Listing:
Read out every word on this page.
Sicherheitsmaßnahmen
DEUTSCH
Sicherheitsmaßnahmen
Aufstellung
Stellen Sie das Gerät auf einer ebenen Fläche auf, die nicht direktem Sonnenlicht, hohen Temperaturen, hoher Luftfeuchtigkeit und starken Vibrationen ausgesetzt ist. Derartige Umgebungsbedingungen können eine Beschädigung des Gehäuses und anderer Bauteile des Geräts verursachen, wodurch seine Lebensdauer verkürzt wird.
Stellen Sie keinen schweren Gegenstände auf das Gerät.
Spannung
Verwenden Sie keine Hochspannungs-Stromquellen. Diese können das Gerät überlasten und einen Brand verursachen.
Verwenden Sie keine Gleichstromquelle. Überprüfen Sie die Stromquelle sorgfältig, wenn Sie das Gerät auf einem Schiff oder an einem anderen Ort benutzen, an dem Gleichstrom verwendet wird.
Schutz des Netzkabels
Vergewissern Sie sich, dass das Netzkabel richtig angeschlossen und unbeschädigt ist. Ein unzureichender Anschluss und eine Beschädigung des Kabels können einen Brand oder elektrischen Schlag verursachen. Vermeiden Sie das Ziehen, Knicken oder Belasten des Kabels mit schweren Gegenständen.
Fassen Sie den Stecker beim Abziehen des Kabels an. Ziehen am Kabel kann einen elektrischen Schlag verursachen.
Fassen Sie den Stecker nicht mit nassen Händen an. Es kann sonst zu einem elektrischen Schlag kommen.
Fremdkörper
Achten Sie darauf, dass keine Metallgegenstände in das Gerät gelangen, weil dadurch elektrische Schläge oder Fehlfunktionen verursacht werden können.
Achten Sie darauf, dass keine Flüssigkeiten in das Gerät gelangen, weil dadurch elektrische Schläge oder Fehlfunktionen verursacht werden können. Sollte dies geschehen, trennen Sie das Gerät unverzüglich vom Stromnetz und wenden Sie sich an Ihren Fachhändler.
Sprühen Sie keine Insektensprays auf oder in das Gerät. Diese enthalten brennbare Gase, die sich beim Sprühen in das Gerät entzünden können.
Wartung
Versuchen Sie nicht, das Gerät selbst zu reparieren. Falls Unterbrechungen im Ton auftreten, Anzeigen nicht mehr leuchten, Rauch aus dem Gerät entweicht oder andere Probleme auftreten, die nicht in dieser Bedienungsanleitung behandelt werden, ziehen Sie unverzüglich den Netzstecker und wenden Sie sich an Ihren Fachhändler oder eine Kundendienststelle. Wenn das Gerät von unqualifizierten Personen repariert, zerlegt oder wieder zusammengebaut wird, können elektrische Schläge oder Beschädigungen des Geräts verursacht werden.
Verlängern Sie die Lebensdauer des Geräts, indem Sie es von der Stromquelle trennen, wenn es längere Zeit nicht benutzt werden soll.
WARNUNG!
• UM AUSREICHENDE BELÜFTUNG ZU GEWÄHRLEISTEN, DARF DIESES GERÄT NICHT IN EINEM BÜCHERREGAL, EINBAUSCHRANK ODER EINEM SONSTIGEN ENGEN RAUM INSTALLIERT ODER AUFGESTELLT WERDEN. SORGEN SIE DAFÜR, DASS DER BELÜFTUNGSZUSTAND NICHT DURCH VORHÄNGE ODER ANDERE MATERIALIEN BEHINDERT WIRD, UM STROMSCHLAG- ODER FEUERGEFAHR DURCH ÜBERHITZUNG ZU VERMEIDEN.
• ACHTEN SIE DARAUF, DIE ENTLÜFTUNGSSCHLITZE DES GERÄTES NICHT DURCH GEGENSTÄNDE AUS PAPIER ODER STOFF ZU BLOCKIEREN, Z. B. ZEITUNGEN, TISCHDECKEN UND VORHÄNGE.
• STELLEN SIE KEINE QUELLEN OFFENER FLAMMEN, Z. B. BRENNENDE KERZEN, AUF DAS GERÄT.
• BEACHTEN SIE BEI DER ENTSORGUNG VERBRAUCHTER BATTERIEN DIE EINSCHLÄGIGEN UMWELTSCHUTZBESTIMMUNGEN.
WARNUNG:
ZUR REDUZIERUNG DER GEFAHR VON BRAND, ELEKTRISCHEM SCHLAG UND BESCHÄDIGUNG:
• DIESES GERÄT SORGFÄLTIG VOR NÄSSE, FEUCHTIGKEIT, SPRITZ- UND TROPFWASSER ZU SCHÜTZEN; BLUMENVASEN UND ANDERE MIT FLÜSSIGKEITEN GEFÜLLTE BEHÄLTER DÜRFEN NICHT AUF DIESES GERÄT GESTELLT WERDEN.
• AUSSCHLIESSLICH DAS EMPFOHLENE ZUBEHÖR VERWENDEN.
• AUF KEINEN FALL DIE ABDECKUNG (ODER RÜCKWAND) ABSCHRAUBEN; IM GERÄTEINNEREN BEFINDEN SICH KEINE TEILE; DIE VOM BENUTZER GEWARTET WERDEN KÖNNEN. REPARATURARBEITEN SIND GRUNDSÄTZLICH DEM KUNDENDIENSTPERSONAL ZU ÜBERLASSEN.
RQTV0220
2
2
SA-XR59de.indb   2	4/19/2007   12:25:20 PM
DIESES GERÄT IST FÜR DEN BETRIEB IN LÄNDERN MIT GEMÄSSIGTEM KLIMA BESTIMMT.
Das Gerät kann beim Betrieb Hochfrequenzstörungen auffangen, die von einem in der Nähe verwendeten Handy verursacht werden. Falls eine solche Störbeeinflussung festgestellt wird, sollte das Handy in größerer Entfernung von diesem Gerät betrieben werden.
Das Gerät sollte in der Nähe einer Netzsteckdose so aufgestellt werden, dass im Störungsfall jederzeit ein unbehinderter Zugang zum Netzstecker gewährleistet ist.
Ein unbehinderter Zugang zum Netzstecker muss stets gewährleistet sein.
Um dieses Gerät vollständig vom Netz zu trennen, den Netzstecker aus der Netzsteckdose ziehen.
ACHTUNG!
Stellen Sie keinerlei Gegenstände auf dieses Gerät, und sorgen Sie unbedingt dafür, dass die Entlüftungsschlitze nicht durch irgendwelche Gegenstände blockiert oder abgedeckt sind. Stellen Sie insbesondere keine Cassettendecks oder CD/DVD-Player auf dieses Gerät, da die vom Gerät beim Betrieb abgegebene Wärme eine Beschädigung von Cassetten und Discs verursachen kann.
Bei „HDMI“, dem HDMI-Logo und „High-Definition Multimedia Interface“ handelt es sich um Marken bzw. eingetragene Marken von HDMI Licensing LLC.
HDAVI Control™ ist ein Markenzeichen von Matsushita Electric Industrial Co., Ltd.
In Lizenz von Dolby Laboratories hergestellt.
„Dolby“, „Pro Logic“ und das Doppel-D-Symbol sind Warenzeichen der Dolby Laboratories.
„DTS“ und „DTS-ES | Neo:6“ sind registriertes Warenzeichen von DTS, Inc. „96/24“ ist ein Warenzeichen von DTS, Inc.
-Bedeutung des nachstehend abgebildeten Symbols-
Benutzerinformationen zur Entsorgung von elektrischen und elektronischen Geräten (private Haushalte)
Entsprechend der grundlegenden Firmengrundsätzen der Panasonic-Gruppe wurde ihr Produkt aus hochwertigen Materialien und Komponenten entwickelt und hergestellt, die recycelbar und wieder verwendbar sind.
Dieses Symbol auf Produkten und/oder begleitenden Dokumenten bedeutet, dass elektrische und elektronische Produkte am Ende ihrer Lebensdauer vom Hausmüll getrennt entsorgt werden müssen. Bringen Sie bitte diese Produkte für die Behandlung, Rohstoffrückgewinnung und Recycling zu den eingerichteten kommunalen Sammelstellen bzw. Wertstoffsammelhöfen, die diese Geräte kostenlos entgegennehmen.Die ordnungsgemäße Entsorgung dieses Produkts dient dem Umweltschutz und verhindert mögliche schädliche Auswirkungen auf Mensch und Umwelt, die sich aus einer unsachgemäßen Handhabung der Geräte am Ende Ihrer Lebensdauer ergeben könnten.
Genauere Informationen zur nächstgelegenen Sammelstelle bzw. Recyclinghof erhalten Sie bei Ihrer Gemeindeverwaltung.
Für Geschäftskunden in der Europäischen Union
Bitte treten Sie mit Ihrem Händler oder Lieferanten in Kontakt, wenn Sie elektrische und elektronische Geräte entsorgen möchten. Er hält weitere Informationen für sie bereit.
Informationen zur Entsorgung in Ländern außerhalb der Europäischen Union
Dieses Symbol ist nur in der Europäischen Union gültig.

Exercise prompt: Which lines hold the word "Laboratories"? Return all of them from the records above.

Task response:
In Lizenz von Dolby Laboratories hergestellt.
„Dolby“, „Pro Logic“ und das Doppel-D-Symbol sind Warenzeichen der Dolby Laboratories.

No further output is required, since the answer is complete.